__Set task__. Lines containing the word "name" need to be counted. Please reply with how many there are, and nothing else.

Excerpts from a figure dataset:
◆ ◆ ◆
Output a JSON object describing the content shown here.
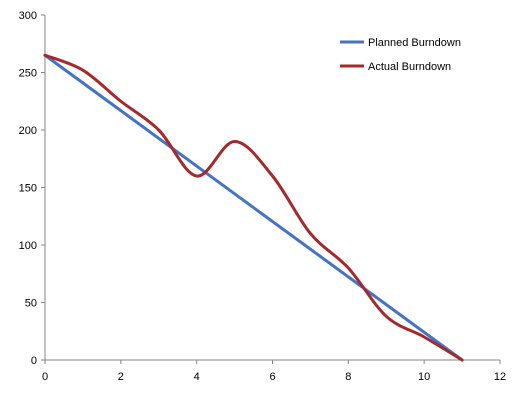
{
  "chart_data": {
    "type": "line",
    "title": "",
    "xlabel": "",
    "ylabel": "",
    "xlim": [
      0,
      12
    ],
    "ylim": [
      0,
      300
    ],
    "x_ticks": [
      "0",
      "2",
      "4",
      "6",
      "8",
      "10",
      "12"
    ],
    "y_ticks": [
      "0",
      "50",
      "100",
      "150",
      "200",
      "250",
      "300"
    ],
    "grid": false,
    "legend_position": "top-right",
    "series": [
      {
        "name": "Planned Burndown",
        "color": "#4472C4",
        "x": [
          0,
          11
        ],
        "y": [
          265,
          0
        ]
      },
      {
        "name": "Actual Burndown",
        "color": "#A5292A",
        "x": [
          0,
          1,
          2,
          3,
          4,
          5,
          6,
          7,
          8,
          9,
          10,
          11
        ],
        "y": [
          265,
          252,
          225,
          200,
          160,
          190,
          160,
          110,
          80,
          38,
          20,
          0
        ]
      }
    ]
  }
}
◆ ◆ ◆
__Answer for the task__. 2